◆ **The exercise**
Repeat each line word for word.

◆ **Dataset**

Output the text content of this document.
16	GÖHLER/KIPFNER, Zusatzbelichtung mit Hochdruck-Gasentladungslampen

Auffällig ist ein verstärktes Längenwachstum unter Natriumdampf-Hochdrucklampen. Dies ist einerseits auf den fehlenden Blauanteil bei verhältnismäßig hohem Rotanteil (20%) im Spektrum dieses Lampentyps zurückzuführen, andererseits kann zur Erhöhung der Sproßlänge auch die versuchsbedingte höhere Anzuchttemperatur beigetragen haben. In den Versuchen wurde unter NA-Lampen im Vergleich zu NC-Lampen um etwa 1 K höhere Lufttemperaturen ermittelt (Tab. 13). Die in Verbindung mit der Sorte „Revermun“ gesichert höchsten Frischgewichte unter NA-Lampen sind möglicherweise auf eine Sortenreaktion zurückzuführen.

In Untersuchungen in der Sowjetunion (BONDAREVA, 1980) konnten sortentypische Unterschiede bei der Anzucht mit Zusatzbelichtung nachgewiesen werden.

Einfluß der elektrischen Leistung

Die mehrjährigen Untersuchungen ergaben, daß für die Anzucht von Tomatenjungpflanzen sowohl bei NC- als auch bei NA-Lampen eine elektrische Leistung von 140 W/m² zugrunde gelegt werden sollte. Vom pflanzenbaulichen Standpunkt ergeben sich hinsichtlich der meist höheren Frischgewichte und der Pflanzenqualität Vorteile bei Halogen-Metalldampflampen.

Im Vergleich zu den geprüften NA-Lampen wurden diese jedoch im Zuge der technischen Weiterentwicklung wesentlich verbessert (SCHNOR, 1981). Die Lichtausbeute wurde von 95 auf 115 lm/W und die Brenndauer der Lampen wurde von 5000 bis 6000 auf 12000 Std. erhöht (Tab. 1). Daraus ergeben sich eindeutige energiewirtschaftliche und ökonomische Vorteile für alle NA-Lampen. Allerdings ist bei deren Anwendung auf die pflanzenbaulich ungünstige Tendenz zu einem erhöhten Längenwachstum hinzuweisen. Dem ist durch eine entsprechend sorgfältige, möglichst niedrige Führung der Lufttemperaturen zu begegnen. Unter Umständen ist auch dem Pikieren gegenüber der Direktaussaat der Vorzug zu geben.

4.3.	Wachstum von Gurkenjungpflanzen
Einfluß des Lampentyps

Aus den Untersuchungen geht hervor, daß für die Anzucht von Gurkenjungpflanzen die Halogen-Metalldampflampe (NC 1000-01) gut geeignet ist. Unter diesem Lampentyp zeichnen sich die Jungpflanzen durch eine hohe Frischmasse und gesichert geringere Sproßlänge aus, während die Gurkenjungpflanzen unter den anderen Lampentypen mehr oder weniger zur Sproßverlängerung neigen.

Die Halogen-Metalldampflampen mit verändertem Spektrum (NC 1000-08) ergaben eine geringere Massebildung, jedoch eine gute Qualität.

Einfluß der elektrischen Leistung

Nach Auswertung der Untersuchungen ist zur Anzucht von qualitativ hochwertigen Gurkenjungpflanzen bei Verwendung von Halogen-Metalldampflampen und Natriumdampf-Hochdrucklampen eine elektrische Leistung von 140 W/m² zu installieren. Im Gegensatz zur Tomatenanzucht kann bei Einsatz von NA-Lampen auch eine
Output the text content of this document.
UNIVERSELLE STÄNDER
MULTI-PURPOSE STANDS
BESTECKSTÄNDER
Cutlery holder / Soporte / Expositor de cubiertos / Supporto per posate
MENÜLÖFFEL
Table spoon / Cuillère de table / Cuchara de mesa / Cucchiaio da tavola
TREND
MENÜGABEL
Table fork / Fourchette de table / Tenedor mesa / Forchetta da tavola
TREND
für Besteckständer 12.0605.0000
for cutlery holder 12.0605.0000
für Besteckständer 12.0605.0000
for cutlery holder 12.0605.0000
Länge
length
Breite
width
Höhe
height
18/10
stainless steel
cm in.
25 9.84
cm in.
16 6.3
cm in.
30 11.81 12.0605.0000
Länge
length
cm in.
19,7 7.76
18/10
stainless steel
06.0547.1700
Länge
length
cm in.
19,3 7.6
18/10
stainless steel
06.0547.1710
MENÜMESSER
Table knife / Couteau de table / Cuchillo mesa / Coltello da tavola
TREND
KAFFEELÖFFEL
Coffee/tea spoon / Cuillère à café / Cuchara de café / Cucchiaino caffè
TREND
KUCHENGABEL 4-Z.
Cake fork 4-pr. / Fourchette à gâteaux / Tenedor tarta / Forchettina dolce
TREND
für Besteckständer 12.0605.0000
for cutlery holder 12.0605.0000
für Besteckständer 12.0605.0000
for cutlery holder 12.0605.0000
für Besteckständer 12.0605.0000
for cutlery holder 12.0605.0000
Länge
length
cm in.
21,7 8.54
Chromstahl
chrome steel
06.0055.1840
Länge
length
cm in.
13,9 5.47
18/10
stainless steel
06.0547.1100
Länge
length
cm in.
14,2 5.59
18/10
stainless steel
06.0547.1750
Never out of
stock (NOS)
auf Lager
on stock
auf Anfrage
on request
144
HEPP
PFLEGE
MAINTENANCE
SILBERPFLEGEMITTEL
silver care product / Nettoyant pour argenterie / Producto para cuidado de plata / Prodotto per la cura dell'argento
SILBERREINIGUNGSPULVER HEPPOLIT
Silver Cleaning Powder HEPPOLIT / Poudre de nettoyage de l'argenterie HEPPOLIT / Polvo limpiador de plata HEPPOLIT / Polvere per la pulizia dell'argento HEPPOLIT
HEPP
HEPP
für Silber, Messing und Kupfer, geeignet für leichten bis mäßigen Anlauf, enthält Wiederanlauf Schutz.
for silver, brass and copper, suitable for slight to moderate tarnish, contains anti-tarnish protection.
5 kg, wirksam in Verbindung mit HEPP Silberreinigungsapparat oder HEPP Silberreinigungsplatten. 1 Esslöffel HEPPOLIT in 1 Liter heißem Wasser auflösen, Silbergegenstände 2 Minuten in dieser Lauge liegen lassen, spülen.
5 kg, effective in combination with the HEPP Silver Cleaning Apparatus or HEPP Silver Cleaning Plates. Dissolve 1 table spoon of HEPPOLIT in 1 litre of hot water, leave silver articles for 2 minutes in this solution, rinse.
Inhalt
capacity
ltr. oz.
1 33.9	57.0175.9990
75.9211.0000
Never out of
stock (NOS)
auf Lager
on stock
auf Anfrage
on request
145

◆ **Correct result**
Output the text content of this document.
16	GÖHLER/KIPFNER, Zusatzbelichtung mit Hochdruck-Gasentladungslampen

Auffällig ist ein verstärktes Längenwachstum unter Natriumdampf-Hochdrucklampen. Dies ist einerseits auf den fehlenden Blauanteil bei verhältnismäßig hohem Rotanteil (20%) im Spektrum dieses Lampentyps zurückzuführen, andererseits kann zur Erhöhung der Sproßlänge auch die versuchsbedingte höhere Anzuchttemperatur beigetragen haben. In den Versuchen wurde unter NA-Lampen im Vergleich zu NC-Lampen um etwa 1 K höhere Lufttemperaturen ermittelt (Tab. 13). Die in Verbindung mit der Sorte „Revermun“ gesichert höchsten Frischgewichte unter NA-Lampen sind möglicherweise auf eine Sortenreaktion zurückzuführen.

In Untersuchungen in der Sowjetunion (BONDAREVA, 1980) konnten sortentypische Unterschiede bei der Anzucht mit Zusatzbelichtung nachgewiesen werden.

Einfluß der elektrischen Leistung

Die mehrjährigen Untersuchungen ergaben, daß für die Anzucht von Tomatenjungpflanzen sowohl bei NC- als auch bei NA-Lampen eine elektrische Leistung von 140 W/m² zugrunde gelegt werden sollte. Vom pflanzenbaulichen Standpunkt ergeben sich hinsichtlich der meist höheren Frischgewichte und der Pflanzenqualität Vorteile bei Halogen-Metalldampflampen.

Im Vergleich zu den geprüften NA-Lampen wurden diese jedoch im Zuge der technischen Weiterentwicklung wesentlich verbessert (SCHNOR, 1981). Die Lichtausbeute wurde von 95 auf 115 lm/W und die Brenndauer der Lampen wurde von 5000 bis 6000 auf 12000 Std. erhöht (Tab. 1). Daraus ergeben sich eindeutige energiewirtschaftliche und ökonomische Vorteile für alle NA-Lampen. Allerdings ist bei deren Anwendung auf die pflanzenbaulich ungünstige Tendenz zu einem erhöhten Längenwachstum hinzuweisen. Dem ist durch eine entsprechend sorgfältige, möglichst niedrige Führung der Lufttemperaturen zu begegnen. Unter Umständen ist auch dem Pikieren gegenüber der Direktaussaat der Vorzug zu geben.

4.3.	Wachstum von Gurkenjungpflanzen
Einfluß des Lampentyps

Aus den Untersuchungen geht hervor, daß für die Anzucht von Gurkenjungpflanzen die Halogen-Metalldampflampe (NC 1000-01) gut geeignet ist. Unter diesem Lampentyp zeichnen sich die Jungpflanzen durch eine hohe Frischmasse und gesichert geringere Sproßlänge aus, während die Gurkenjungpflanzen unter den anderen Lampentypen mehr oder weniger zur Sproßverlängerung neigen.

Die Halogen-Metalldampflampen mit verändertem Spektrum (NC 1000-08) ergaben eine geringere Massebildung, jedoch eine gute Qualität.

Einfluß der elektrischen Leistung

Nach Auswertung der Untersuchungen ist zur Anzucht von qualitativ hochwertigen Gurkenjungpflanzen bei Verwendung von Halogen-Metalldampflampen und Natriumdampf-Hochdrucklampen eine elektrische Leistung von 140 W/m² zu installieren. Im Gegensatz zur Tomatenanzucht kann bei Einsatz von NA-Lampen auch eine
Output the text content of this document.
UNIVERSELLE STÄNDER
MULTI-PURPOSE STANDS
BESTECKSTÄNDER
Cutlery holder / Soporte / Expositor de cubiertos / Supporto per posate
MENÜLÖFFEL
Table spoon / Cuillère de table / Cuchara de mesa / Cucchiaio da tavola
TREND
MENÜGABEL
Table fork / Fourchette de table / Tenedor mesa / Forchetta da tavola
TREND
für Besteckständer 12.0605.0000
for cutlery holder 12.0605.0000
für Besteckständer 12.0605.0000
for cutlery holder 12.0605.0000
Länge
length
Breite
width
Höhe
height
18/10
stainless steel
cm in.
25 9.84
cm in.
16 6.3
cm in.
30 11.81 12.0605.0000
Länge
length
cm in.
19,7 7.76
18/10
stainless steel
06.0547.1700
Länge
length
cm in.
19,3 7.6
18/10
stainless steel
06.0547.1710
MENÜMESSER
Table knife / Couteau de table / Cuchillo mesa / Coltello da tavola
TREND
KAFFEELÖFFEL
Coffee/tea spoon / Cuillère à café / Cuchara de café / Cucchiaino caffè
TREND
KUCHENGABEL 4-Z.
Cake fork 4-pr. / Fourchette à gâteaux / Tenedor tarta / Forchettina dolce
TREND
für Besteckständer 12.0605.0000
for cutlery holder 12.0605.0000
für Besteckständer 12.0605.0000
for cutlery holder 12.0605.0000
für Besteckständer 12.0605.0000
for cutlery holder 12.0605.0000
Länge
length
cm in.
21,7 8.54
Chromstahl
chrome steel
06.0055.1840
Länge
length
cm in.
13,9 5.47
18/10
stainless steel
06.0547.1100
Länge
length
cm in.
14,2 5.59
18/10
stainless steel
06.0547.1750
Never out of
stock (NOS)
auf Lager
on stock
auf Anfrage
on request
144
HEPP
PFLEGE
MAINTENANCE
SILBERPFLEGEMITTEL
silver care product / Nettoyant pour argenterie / Producto para cuidado de plata / Prodotto per la cura dell'argento
SILBERREINIGUNGSPULVER HEPPOLIT
Silver Cleaning Powder HEPPOLIT / Poudre de nettoyage de l'argenterie HEPPOLIT / Polvo limpiador de plata HEPPOLIT / Polvere per la pulizia dell'argento HEPPOLIT
HEPP
HEPP
für Silber, Messing und Kupfer, geeignet für leichten bis mäßigen Anlauf, enthält Wiederanlauf Schutz.
for silver, brass and copper, suitable for slight to moderate tarnish, contains anti-tarnish protection.
5 kg, wirksam in Verbindung mit HEPP Silberreinigungsapparat oder HEPP Silberreinigungsplatten. 1 Esslöffel HEPPOLIT in 1 Liter heißem Wasser auflösen, Silbergegenstände 2 Minuten in dieser Lauge liegen lassen, spülen.
5 kg, effective in combination with the HEPP Silver Cleaning Apparatus or HEPP Silver Cleaning Plates. Dissolve 1 table spoon of HEPPOLIT in 1 litre of hot water, leave silver articles for 2 minutes in this solution, rinse.
Inhalt
capacity
ltr. oz.
1 33.9	57.0175.9990
75.9211.0000
Never out of
stock (NOS)
auf Lager
on stock
auf Anfrage
on request
145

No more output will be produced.